--- Data shown ---
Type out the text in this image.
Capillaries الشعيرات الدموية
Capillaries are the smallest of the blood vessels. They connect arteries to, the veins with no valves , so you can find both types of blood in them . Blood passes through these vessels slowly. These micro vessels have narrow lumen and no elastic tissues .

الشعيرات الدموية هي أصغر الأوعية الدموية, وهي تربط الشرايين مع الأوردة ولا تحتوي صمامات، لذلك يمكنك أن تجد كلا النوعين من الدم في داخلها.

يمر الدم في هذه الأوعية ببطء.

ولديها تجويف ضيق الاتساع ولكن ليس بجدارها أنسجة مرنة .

--- Exercise goal ---
Copy each line of the data above without altering a single character.

--- Reply to the task ---
Type out the text in this image.
Capillaries الشعيرات الدموية
Capillaries are the smallest of the blood vessels. They connect arteries to, the veins with no valves , so you can find both types of blood in them . Blood passes through these vessels slowly. These micro vessels have narrow lumen and no elastic tissues .

الشعيرات الدموية هي أصغر الأوعية الدموية, وهي تربط الشرايين مع الأوردة ولا تحتوي صمامات، لذلك يمكنك أن تجد كلا النوعين من الدم في داخلها.

يمر الدم في هذه الأوعية ببطء.

ولديها تجويف ضيق الاتساع ولكن ليس بجدارها أنسجة مرنة .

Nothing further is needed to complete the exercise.